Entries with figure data
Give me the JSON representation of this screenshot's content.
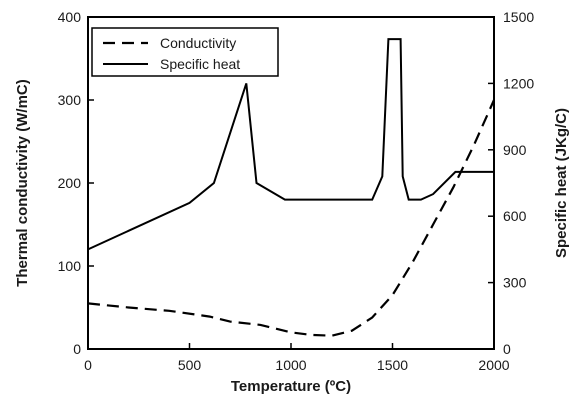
{
  "chart_data": {
    "type": "line",
    "xlabel": "Temperature (ºC)",
    "ylabel_left": "Thermal conductivity (W/mC)",
    "ylabel_right": "Specific heat (JKg/C)",
    "xlim": [
      0,
      2000
    ],
    "ylim_left": [
      0,
      400
    ],
    "ylim_right": [
      0,
      1500
    ],
    "x_ticks": [
      0,
      500,
      1000,
      1500,
      2000
    ],
    "y_left_ticks": [
      0,
      100,
      200,
      300,
      400
    ],
    "y_right_ticks": [
      0,
      300,
      600,
      900,
      1200,
      1500
    ],
    "grid": false,
    "legend_position": "top-left",
    "series": [
      {
        "name": "Conductivity",
        "axis": "left",
        "style": "dashed",
        "x": [
          0,
          200,
          400,
          600,
          700,
          850,
          1000,
          1100,
          1200,
          1300,
          1400,
          1500,
          1600,
          1700,
          1800,
          1900,
          2000
        ],
        "y": [
          55,
          50,
          46,
          39,
          33,
          29,
          20,
          17,
          16,
          22,
          38,
          65,
          105,
          150,
          195,
          245,
          300
        ]
      },
      {
        "name": "Specific heat",
        "axis": "right",
        "style": "solid",
        "x": [
          0,
          500,
          620,
          780,
          830,
          970,
          1400,
          1450,
          1480,
          1540,
          1550,
          1580,
          1640,
          1700,
          1810,
          2000
        ],
        "y": [
          450,
          660,
          750,
          1200,
          750,
          675,
          675,
          780,
          1400,
          1400,
          780,
          675,
          675,
          700,
          800,
          800
        ]
      }
    ]
  },
  "colors": {
    "line": "#000000",
    "axis": "#000000",
    "text": "#1a1a1a"
  }
}
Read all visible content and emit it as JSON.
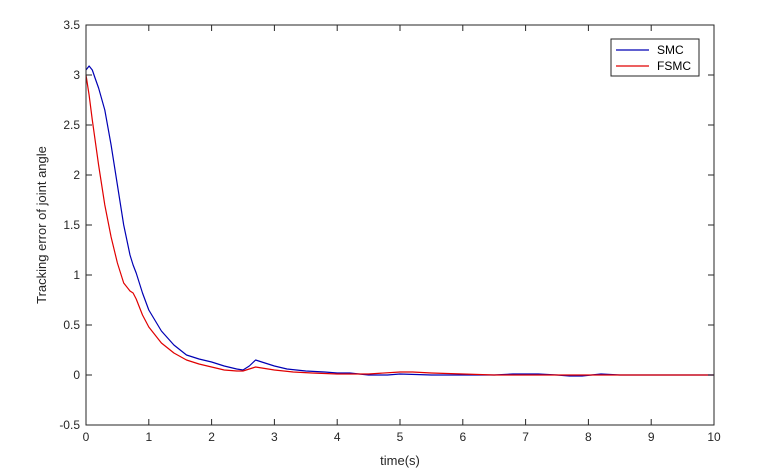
{
  "chart_data": {
    "type": "line",
    "title": "",
    "xlabel": "time(s)",
    "ylabel": "Tracking error of joint angle",
    "xlim": [
      0,
      10
    ],
    "ylim": [
      -0.5,
      3.5
    ],
    "xticks": [
      0,
      1,
      2,
      3,
      4,
      5,
      6,
      7,
      8,
      9,
      10
    ],
    "yticks": [
      -0.5,
      0,
      0.5,
      1,
      1.5,
      2,
      2.5,
      3,
      3.5
    ],
    "ytick_labels": [
      "-0.5",
      "0",
      "0.5",
      "1",
      "1.5",
      "2",
      "2.5",
      "3",
      "3.5"
    ],
    "grid": false,
    "legend_position": "top-right",
    "series": [
      {
        "name": "SMC",
        "color": "#0000b4",
        "x": [
          0,
          0.05,
          0.1,
          0.15,
          0.2,
          0.3,
          0.4,
          0.5,
          0.6,
          0.7,
          0.75,
          0.8,
          0.9,
          1.0,
          1.2,
          1.4,
          1.6,
          1.8,
          2.0,
          2.2,
          2.4,
          2.5,
          2.6,
          2.7,
          2.8,
          3.0,
          3.2,
          3.5,
          3.8,
          4.0,
          4.2,
          4.5,
          4.8,
          5.0,
          5.5,
          6.0,
          6.5,
          6.8,
          7.0,
          7.2,
          7.5,
          7.7,
          7.9,
          8.2,
          8.5,
          8.8,
          9.0,
          9.5,
          10.0
        ],
        "y": [
          3.05,
          3.09,
          3.05,
          2.96,
          2.87,
          2.65,
          2.3,
          1.9,
          1.5,
          1.2,
          1.1,
          1.02,
          0.82,
          0.65,
          0.44,
          0.3,
          0.2,
          0.16,
          0.13,
          0.09,
          0.06,
          0.05,
          0.09,
          0.15,
          0.13,
          0.09,
          0.06,
          0.04,
          0.03,
          0.02,
          0.02,
          0.0,
          0.0,
          0.01,
          0.0,
          0.0,
          0.0,
          0.01,
          0.01,
          0.01,
          0.0,
          -0.01,
          -0.01,
          0.01,
          0.0,
          0.0,
          0.0,
          0.0,
          0.0
        ]
      },
      {
        "name": "FSMC",
        "color": "#e00000",
        "x": [
          0,
          0.05,
          0.1,
          0.2,
          0.3,
          0.4,
          0.5,
          0.6,
          0.7,
          0.75,
          0.8,
          0.9,
          1.0,
          1.2,
          1.4,
          1.6,
          1.8,
          2.0,
          2.2,
          2.4,
          2.5,
          2.6,
          2.7,
          2.8,
          3.0,
          3.3,
          3.6,
          4.0,
          4.5,
          5.0,
          5.2,
          5.5,
          6.0,
          6.5,
          7.0,
          7.5,
          8.0,
          8.5,
          9.0,
          9.5,
          10.0
        ],
        "y": [
          3.0,
          2.8,
          2.55,
          2.1,
          1.7,
          1.38,
          1.12,
          0.92,
          0.84,
          0.82,
          0.76,
          0.6,
          0.48,
          0.32,
          0.22,
          0.15,
          0.11,
          0.08,
          0.05,
          0.04,
          0.04,
          0.06,
          0.08,
          0.07,
          0.05,
          0.03,
          0.02,
          0.01,
          0.01,
          0.03,
          0.03,
          0.02,
          0.01,
          0.0,
          0.0,
          0.0,
          0.0,
          0.0,
          0.0,
          0.0,
          0.0
        ]
      }
    ]
  }
}
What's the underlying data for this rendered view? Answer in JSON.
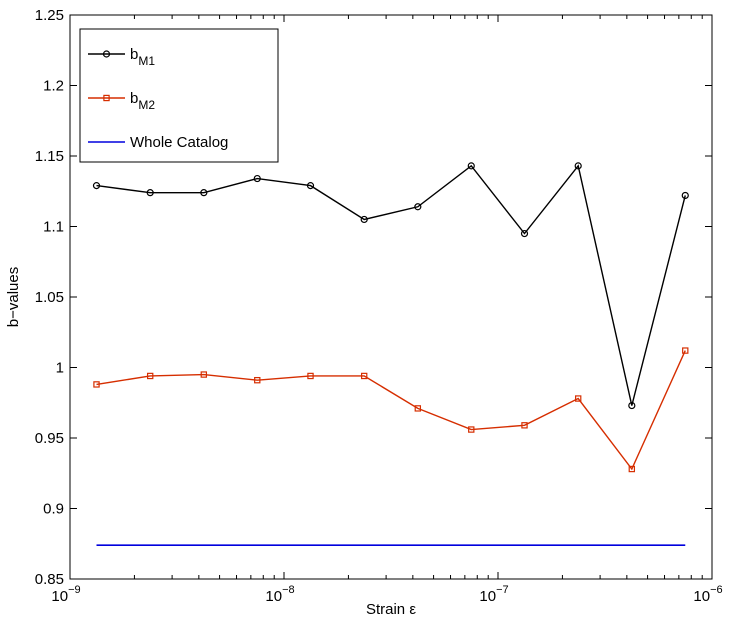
{
  "chart_data": {
    "type": "line",
    "title": "",
    "xlabel": "Strain ε",
    "ylabel": "b−values",
    "xscale": "log",
    "xlim": [
      1e-09,
      1e-06
    ],
    "ylim": [
      0.85,
      1.25
    ],
    "grid": false,
    "legend_position": "top-left",
    "x_ticks": [
      {
        "value": 1e-09,
        "base": "10",
        "exp": "−9"
      },
      {
        "value": 1e-08,
        "base": "10",
        "exp": "−8"
      },
      {
        "value": 1e-07,
        "base": "10",
        "exp": "−7"
      },
      {
        "value": 1e-06,
        "base": "10",
        "exp": "−6"
      }
    ],
    "y_ticks": [
      {
        "value": 0.85,
        "label": "0.85"
      },
      {
        "value": 0.9,
        "label": "0.9"
      },
      {
        "value": 0.95,
        "label": "0.95"
      },
      {
        "value": 1.0,
        "label": "1"
      },
      {
        "value": 1.05,
        "label": "1.05"
      },
      {
        "value": 1.1,
        "label": "1.1"
      },
      {
        "value": 1.15,
        "label": "1.15"
      },
      {
        "value": 1.2,
        "label": "1.2"
      },
      {
        "value": 1.25,
        "label": "1.25"
      }
    ],
    "x": [
      1.33e-09,
      2.37e-09,
      4.22e-09,
      7.5e-09,
      1.33e-08,
      2.37e-08,
      4.22e-08,
      7.5e-08,
      1.33e-07,
      2.37e-07,
      4.22e-07,
      7.5e-07
    ],
    "series": [
      {
        "name": "b",
        "name_sub": "M1",
        "color": "#000000",
        "marker": "circle",
        "values": [
          1.129,
          1.124,
          1.124,
          1.134,
          1.129,
          1.105,
          1.114,
          1.143,
          1.095,
          1.143,
          0.973,
          1.122
        ]
      },
      {
        "name": "b",
        "name_sub": "M2",
        "color": "#d62e00",
        "marker": "square",
        "values": [
          0.988,
          0.994,
          0.995,
          0.991,
          0.994,
          0.994,
          0.971,
          0.956,
          0.959,
          0.978,
          0.928,
          1.012
        ]
      },
      {
        "name": "Whole Catalog",
        "name_sub": "",
        "color": "#0000dd",
        "marker": "none",
        "x_range": [
          1.33e-09,
          7.5e-07
        ],
        "constant": 0.874
      }
    ]
  }
}
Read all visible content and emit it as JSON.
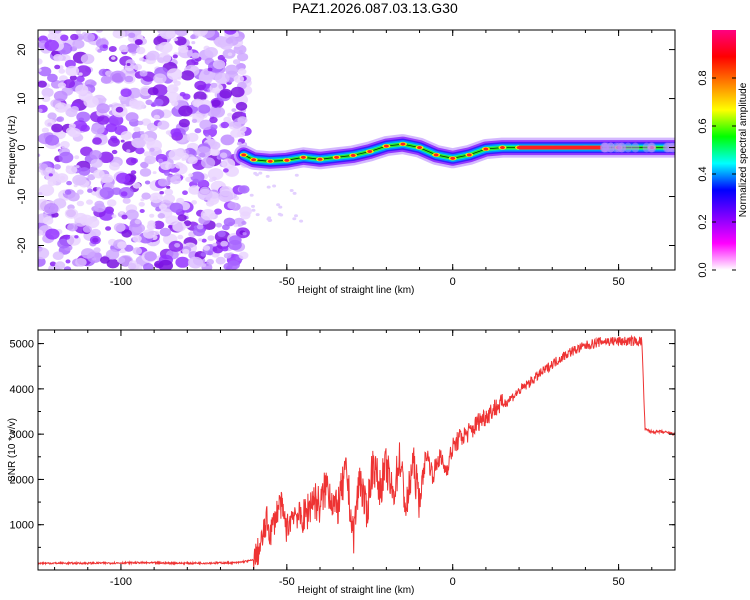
{
  "figure_title": "PAZ1.2026.087.03.13.G30",
  "chart_data": [
    {
      "type": "heatmap",
      "title": "PAZ1.2026.087.03.13.G30",
      "xlabel": "Height of straight line (km)",
      "ylabel": "Frequency (Hz)",
      "xlim": [
        -125,
        67
      ],
      "ylim": [
        -25,
        24
      ],
      "xticks": [
        -100,
        -50,
        0,
        50
      ],
      "yticks": [
        -20,
        -10,
        0,
        10,
        20
      ],
      "noise_region_x": [
        -125,
        -62
      ],
      "signal_ridge": [
        {
          "x": -63,
          "f": -1.5
        },
        {
          "x": -60,
          "f": -2.5
        },
        {
          "x": -55,
          "f": -2.8
        },
        {
          "x": -50,
          "f": -2.6
        },
        {
          "x": -45,
          "f": -2.0
        },
        {
          "x": -40,
          "f": -2.4
        },
        {
          "x": -35,
          "f": -2.0
        },
        {
          "x": -30,
          "f": -1.6
        },
        {
          "x": -25,
          "f": -0.8
        },
        {
          "x": -20,
          "f": 0.3
        },
        {
          "x": -15,
          "f": 0.7
        },
        {
          "x": -10,
          "f": 0.0
        },
        {
          "x": -5,
          "f": -1.5
        },
        {
          "x": 0,
          "f": -2.2
        },
        {
          "x": 5,
          "f": -1.5
        },
        {
          "x": 10,
          "f": -0.3
        },
        {
          "x": 15,
          "f": 0.0
        },
        {
          "x": 20,
          "f": 0.0
        },
        {
          "x": 30,
          "f": 0.0
        },
        {
          "x": 40,
          "f": 0.0
        },
        {
          "x": 50,
          "f": 0.0
        },
        {
          "x": 60,
          "f": 0.0
        },
        {
          "x": 67,
          "f": 0.0
        }
      ],
      "colorbar": {
        "label": "Normalized spectral amplitude",
        "ticks": [
          "0.0",
          "0.2",
          "0.4",
          "0.6",
          "0.8"
        ],
        "range": [
          0,
          1
        ],
        "colors": [
          "#ffffff",
          "#ff00ff",
          "#8000ff",
          "#0000ff",
          "#00ffff",
          "#00ff00",
          "#ffff00",
          "#ff8000",
          "#ff0000",
          "#ff0080"
        ]
      }
    },
    {
      "type": "line",
      "xlabel": "Height of straight line (km)",
      "ylabel": "SNR (10 * v/v)",
      "xlim": [
        -125,
        67
      ],
      "ylim": [
        0,
        5300
      ],
      "xticks": [
        -100,
        -50,
        0,
        50
      ],
      "yticks": [
        1000,
        2000,
        3000,
        4000,
        5000
      ],
      "line_color": "#ee3333",
      "series": [
        {
          "name": "SNR",
          "x": [
            -125,
            -110,
            -95,
            -80,
            -65,
            -60,
            -58,
            -56,
            -55,
            -52,
            -50,
            -48,
            -45,
            -42,
            -40,
            -38,
            -35,
            -32,
            -30,
            -28,
            -26,
            -24,
            -22,
            -20,
            -18,
            -16,
            -14,
            -12,
            -10,
            -8,
            -6,
            -4,
            -2,
            0,
            2,
            4,
            6,
            8,
            10,
            13,
            16,
            20,
            25,
            30,
            35,
            40,
            45,
            50,
            55,
            57,
            58,
            60,
            63,
            67
          ],
          "values": [
            150,
            150,
            160,
            150,
            160,
            220,
            500,
            1100,
            800,
            1500,
            900,
            1300,
            1100,
            1600,
            1400,
            1900,
            1300,
            2200,
            700,
            2100,
            1200,
            2400,
            1800,
            2300,
            1600,
            2500,
            1300,
            2400,
            1500,
            2600,
            2100,
            2500,
            2200,
            2700,
            2900,
            3000,
            3100,
            3300,
            3400,
            3600,
            3700,
            3950,
            4250,
            4550,
            4800,
            4950,
            5050,
            5050,
            5050,
            5050,
            3100,
            3050,
            3050,
            3000
          ]
        }
      ]
    }
  ]
}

- _What is expected_:
Copy out each line of the data containing the string "marker".

- _Response to the exercise_:
        "marker": "circle",
        "marker": "square",
        "marker": "none",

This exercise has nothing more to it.